-- START OF Data to use --

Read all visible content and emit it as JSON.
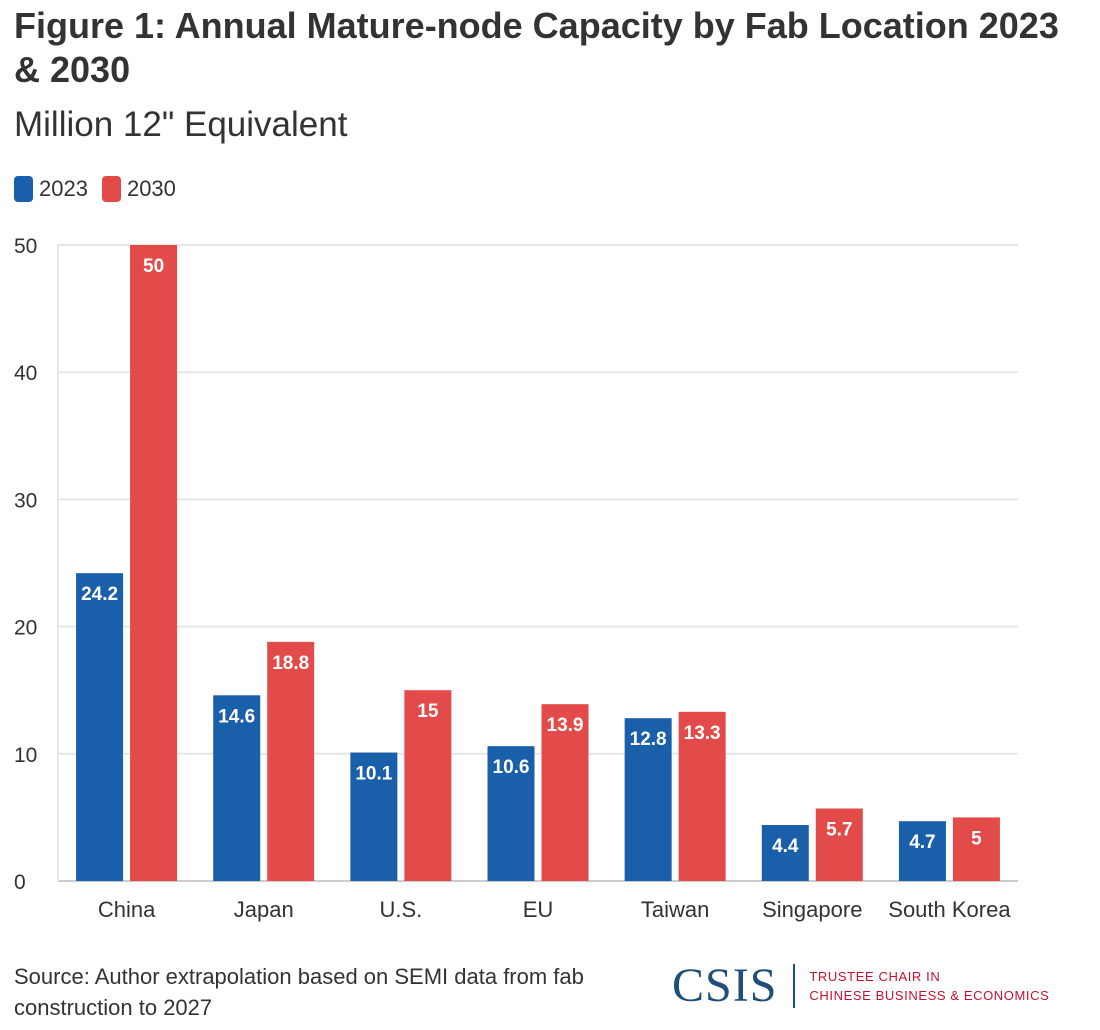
{
  "title": "Figure 1: Annual Mature-node Capacity by Fab Location 2023 & 2030",
  "subtitle": "Million 12\" Equivalent",
  "source": "Source: Author extrapolation based on SEMI data from fab construction to 2027",
  "logo": {
    "wordmark": "CSIS",
    "line1": "TRUSTEE CHAIR IN",
    "line2": "CHINESE BUSINESS & ECONOMICS"
  },
  "colors": {
    "series_2023": "#1a5faa",
    "series_2030": "#e34a4a",
    "grid": "#e6e6e6",
    "text": "#333333"
  },
  "chart_data": {
    "type": "bar",
    "title": "Figure 1: Annual Mature-node Capacity by Fab Location 2023 & 2030",
    "subtitle": "Million 12\" Equivalent",
    "categories": [
      "China",
      "Japan",
      "U.S.",
      "EU",
      "Taiwan",
      "Singapore",
      "South Korea"
    ],
    "series": [
      {
        "name": "2023",
        "values": [
          24.2,
          14.6,
          10.1,
          10.6,
          12.8,
          4.4,
          4.7
        ],
        "labels": [
          "24.2",
          "14.6",
          "10.1",
          "10.6",
          "12.8",
          "4.4",
          "4.7"
        ]
      },
      {
        "name": "2030",
        "values": [
          50,
          18.8,
          15,
          13.9,
          13.3,
          5.7,
          5
        ],
        "labels": [
          "50",
          "18.8",
          "15",
          "13.9",
          "13.3",
          "5.7",
          "5"
        ]
      }
    ],
    "ylim": [
      0,
      50
    ],
    "yticks": [
      0,
      10,
      20,
      30,
      40,
      50
    ],
    "xlabel": "",
    "ylabel": "",
    "grid": true,
    "legend_position": "top-left"
  }
}
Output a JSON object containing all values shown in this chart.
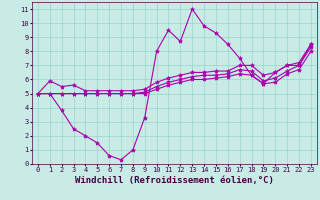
{
  "xlabel": "Windchill (Refroidissement éolien,°C)",
  "bg_color": "#c8ebe6",
  "line_color": "#aa00aa",
  "grid_color": "#9ad4ce",
  "xlim": [
    -0.5,
    23.5
  ],
  "ylim": [
    0,
    11.5
  ],
  "xticks": [
    0,
    1,
    2,
    3,
    4,
    5,
    6,
    7,
    8,
    9,
    10,
    11,
    12,
    13,
    14,
    15,
    16,
    17,
    18,
    19,
    20,
    21,
    22,
    23
  ],
  "yticks": [
    0,
    1,
    2,
    3,
    4,
    5,
    6,
    7,
    8,
    9,
    10,
    11
  ],
  "line1_x": [
    0,
    1,
    2,
    3,
    4,
    5,
    6,
    7,
    8,
    9,
    10,
    11,
    12,
    13,
    14,
    15,
    16,
    17,
    18,
    19,
    20,
    21,
    22,
    23
  ],
  "line1_y": [
    5.0,
    5.9,
    5.5,
    5.6,
    5.2,
    5.2,
    5.2,
    5.2,
    5.2,
    5.3,
    5.8,
    6.1,
    6.3,
    6.5,
    6.5,
    6.6,
    6.6,
    7.0,
    7.0,
    6.3,
    6.5,
    7.0,
    7.2,
    8.5
  ],
  "line2_x": [
    0,
    1,
    2,
    3,
    4,
    5,
    6,
    7,
    8,
    9,
    10,
    11,
    12,
    13,
    14,
    15,
    16,
    17,
    18,
    19,
    20,
    21,
    22,
    23
  ],
  "line2_y": [
    5.0,
    5.0,
    5.0,
    5.0,
    5.0,
    5.0,
    5.0,
    5.0,
    5.0,
    5.1,
    5.5,
    5.8,
    6.0,
    6.2,
    6.3,
    6.3,
    6.4,
    6.7,
    6.6,
    5.9,
    6.1,
    6.6,
    7.0,
    8.3
  ],
  "line3_x": [
    0,
    1,
    2,
    3,
    4,
    5,
    6,
    7,
    8,
    9,
    10,
    11,
    12,
    13,
    14,
    15,
    16,
    17,
    18,
    19,
    20,
    21,
    22,
    23
  ],
  "line3_y": [
    5.0,
    5.0,
    5.0,
    5.0,
    5.0,
    5.0,
    5.0,
    5.0,
    5.0,
    5.0,
    5.3,
    5.6,
    5.8,
    6.0,
    6.0,
    6.1,
    6.2,
    6.4,
    6.3,
    5.7,
    5.8,
    6.4,
    6.7,
    8.0
  ],
  "line4_x": [
    0,
    1,
    2,
    3,
    4,
    5,
    6,
    7,
    8,
    9,
    10,
    11,
    12,
    13,
    14,
    15,
    16,
    17,
    18,
    19,
    20,
    21,
    22,
    23
  ],
  "line4_y": [
    5.0,
    5.0,
    3.8,
    2.5,
    2.0,
    1.5,
    0.6,
    0.3,
    1.0,
    3.3,
    8.0,
    9.5,
    8.7,
    11.0,
    9.8,
    9.3,
    8.5,
    7.5,
    6.3,
    5.7,
    6.5,
    7.0,
    7.0,
    8.5
  ],
  "marker": "*",
  "markersize": 3,
  "linewidth": 0.8,
  "tick_fontsize": 5,
  "xlabel_fontsize": 6.5
}
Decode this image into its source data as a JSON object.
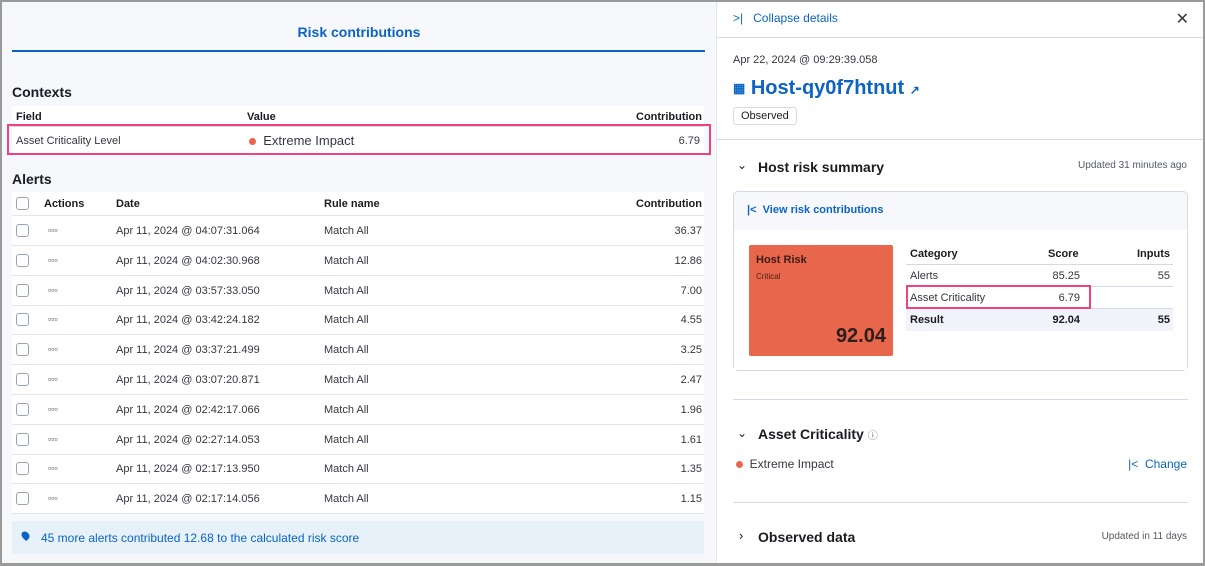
{
  "left": {
    "tab_title": "Risk contributions",
    "contexts": {
      "title": "Contexts",
      "headers": [
        "Field",
        "Value",
        "Contribution"
      ],
      "row": {
        "field": "Asset Criticality Level",
        "value": "Extreme Impact",
        "contribution": "6.79"
      }
    },
    "alerts": {
      "title": "Alerts",
      "headers": [
        "Actions",
        "Date",
        "Rule name",
        "Contribution"
      ],
      "rows": [
        {
          "date": "Apr 11, 2024 @ 04:07:31.064",
          "rule": "Match All",
          "contribution": "36.37"
        },
        {
          "date": "Apr 11, 2024 @ 04:02:30.968",
          "rule": "Match All",
          "contribution": "12.86"
        },
        {
          "date": "Apr 11, 2024 @ 03:57:33.050",
          "rule": "Match All",
          "contribution": "7.00"
        },
        {
          "date": "Apr 11, 2024 @ 03:42:24.182",
          "rule": "Match All",
          "contribution": "4.55"
        },
        {
          "date": "Apr 11, 2024 @ 03:37:21.499",
          "rule": "Match All",
          "contribution": "3.25"
        },
        {
          "date": "Apr 11, 2024 @ 03:07:20.871",
          "rule": "Match All",
          "contribution": "2.47"
        },
        {
          "date": "Apr 11, 2024 @ 02:42:17.066",
          "rule": "Match All",
          "contribution": "1.96"
        },
        {
          "date": "Apr 11, 2024 @ 02:27:14.053",
          "rule": "Match All",
          "contribution": "1.61"
        },
        {
          "date": "Apr 11, 2024 @ 02:17:13.950",
          "rule": "Match All",
          "contribution": "1.35"
        },
        {
          "date": "Apr 11, 2024 @ 02:17:14.056",
          "rule": "Match All",
          "contribution": "1.15"
        }
      ],
      "callout": "45 more alerts contributed 12.68 to the calculated risk score"
    }
  },
  "right": {
    "collapse": "Collapse details",
    "timestamp": "Apr 22, 2024 @ 09:29:39.058",
    "host": "Host-qy0f7htnut",
    "badge": "Observed",
    "risk": {
      "title": "Host risk summary",
      "updated": "Updated 31 minutes ago",
      "view_link": "View risk contributions",
      "card": {
        "title": "Host Risk",
        "level": "Critical",
        "score": "92.04",
        "color": "#e7664c"
      },
      "headers": [
        "Category",
        "Score",
        "Inputs"
      ],
      "rows": [
        {
          "category": "Alerts",
          "score": "85.25",
          "inputs": "55"
        },
        {
          "category": "Asset Criticality",
          "score": "6.79",
          "inputs": ""
        }
      ],
      "result": {
        "category": "Result",
        "score": "92.04",
        "inputs": "55"
      }
    },
    "asset": {
      "title": "Asset Criticality",
      "value": "Extreme Impact",
      "change": "Change"
    },
    "observed": {
      "title": "Observed data",
      "updated": "Updated in 11 days"
    }
  }
}
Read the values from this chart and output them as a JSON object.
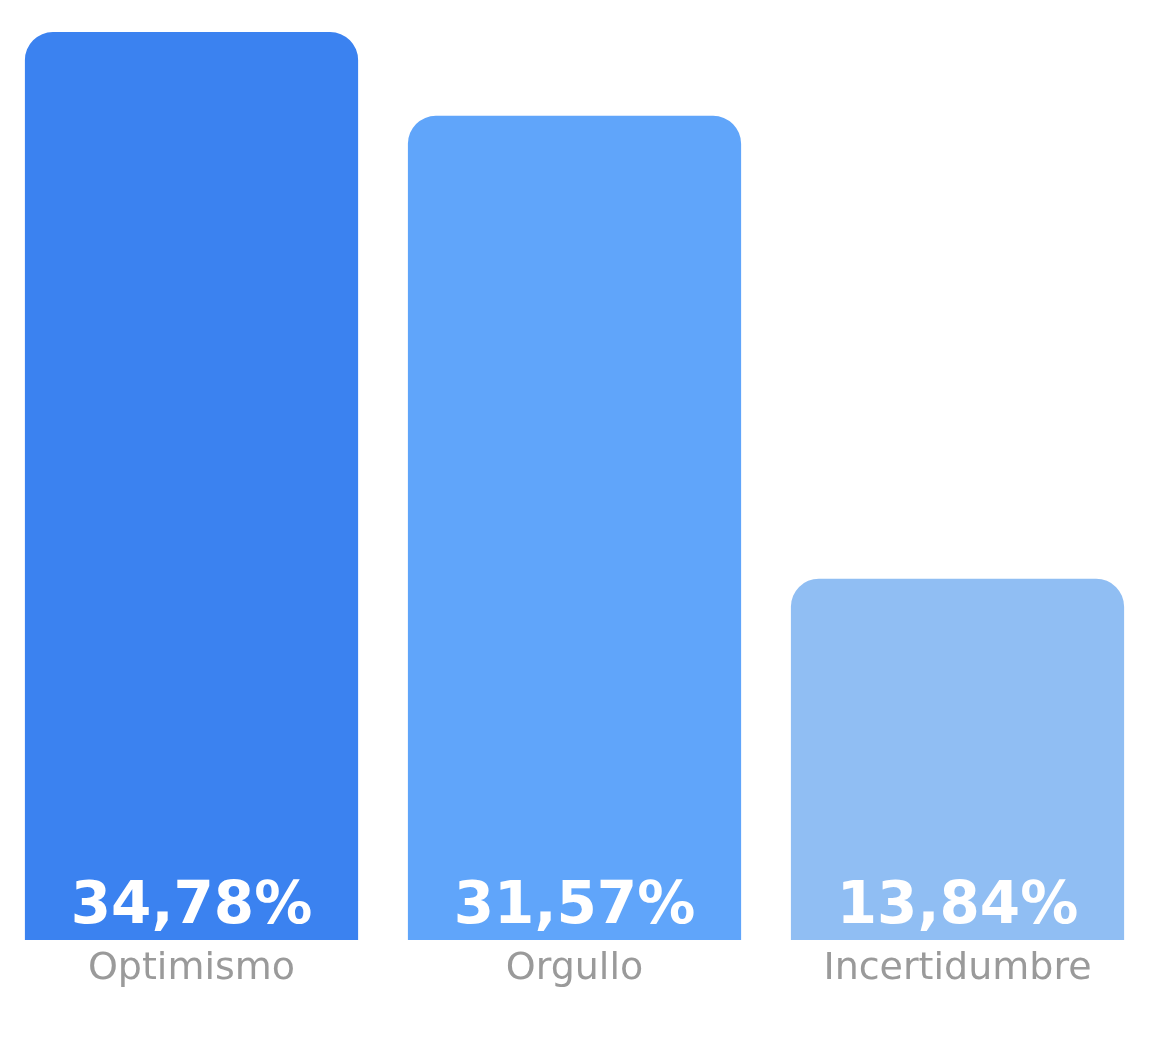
{
  "chart_data": {
    "type": "bar",
    "categories": [
      "Optimismo",
      "Orgullo",
      "Incertidumbre"
    ],
    "values": [
      34.78,
      31.57,
      13.84
    ],
    "colors": [
      "#3b82f0",
      "#60a5fa",
      "#90bef3"
    ],
    "value_labels": [
      "34,78%",
      "31,57%",
      "13,84%"
    ]
  }
}
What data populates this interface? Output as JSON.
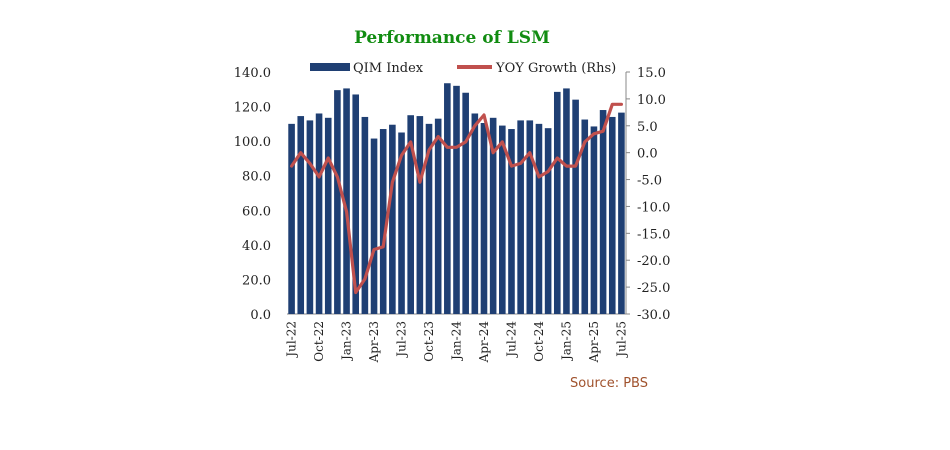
{
  "chart_data": {
    "type": "bar+line",
    "title": "Performance of LSM",
    "source": "Source: PBS",
    "categories": [
      "Jul-22",
      "Aug-22",
      "Sep-22",
      "Oct-22",
      "Nov-22",
      "Dec-22",
      "Jan-23",
      "Feb-23",
      "Mar-23",
      "Apr-23",
      "May-23",
      "Jun-23",
      "Jul-23",
      "Aug-23",
      "Sep-23",
      "Oct-23",
      "Nov-23",
      "Dec-23",
      "Jan-24",
      "Feb-24",
      "Mar-24",
      "Apr-24",
      "May-24",
      "Jun-24",
      "Jul-24",
      "Aug-24",
      "Sep-24",
      "Oct-24",
      "Nov-24",
      "Dec-24",
      "Jan-25",
      "Feb-25",
      "Mar-25",
      "Apr-25",
      "May-25",
      "Jun-25",
      "Jul-25"
    ],
    "tick_labels": [
      "Jul-22",
      "Oct-22",
      "Jan-23",
      "Apr-23",
      "Jul-23",
      "Oct-23",
      "Jan-24",
      "Apr-24",
      "Jul-24",
      "Oct-24",
      "Jan-25",
      "Apr-25",
      "Jul-25"
    ],
    "series": [
      {
        "name": "QIM Index",
        "type": "bar",
        "axis": "left",
        "values": [
          110.0,
          114.5,
          112.0,
          116.0,
          113.5,
          129.5,
          130.5,
          127.0,
          114.0,
          101.5,
          107.0,
          109.5,
          105.0,
          115.0,
          114.5,
          110.0,
          113.0,
          133.5,
          132.0,
          128.0,
          116.0,
          110.5,
          113.5,
          109.0,
          107.0,
          112.0,
          112.0,
          110.0,
          107.5,
          128.5,
          130.5,
          124.0,
          112.5,
          108.5,
          118.0,
          114.0,
          116.5
        ]
      },
      {
        "name": "YOY Growth (Rhs)",
        "type": "line",
        "axis": "right",
        "values": [
          -2.5,
          0.0,
          -2.0,
          -4.5,
          -1.0,
          -4.5,
          -11.0,
          -26.0,
          -23.5,
          -18.0,
          -17.5,
          -5.5,
          -0.5,
          2.0,
          -5.5,
          0.5,
          3.0,
          1.0,
          1.0,
          2.0,
          5.0,
          7.0,
          0.0,
          2.0,
          -2.5,
          -2.0,
          0.0,
          -4.5,
          -3.5,
          -1.0,
          -2.5,
          -2.5,
          2.0,
          3.5,
          4.0,
          9.0,
          9.0
        ]
      }
    ],
    "y_left": {
      "min": 0,
      "max": 140,
      "step": 20,
      "ticks": [
        "0.0",
        "20.0",
        "40.0",
        "60.0",
        "80.0",
        "100.0",
        "120.0",
        "140.0"
      ]
    },
    "y_right": {
      "min": -30,
      "max": 15,
      "step": 5,
      "ticks": [
        "-30.0",
        "-25.0",
        "-20.0",
        "-15.0",
        "-10.0",
        "-5.0",
        "0.0",
        "5.0",
        "10.0",
        "15.0"
      ]
    },
    "legend": {
      "placement": "top-center"
    },
    "grid": false,
    "colors": {
      "bar": "#1f3f73",
      "line": "#c0504d",
      "title": "#118c11",
      "source": "#a0522d"
    }
  }
}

-- END OF Data to use --

> _Instruction_: Give a single number: the count of lines above that include the word "contributions".

> _Solution for this problem_: 2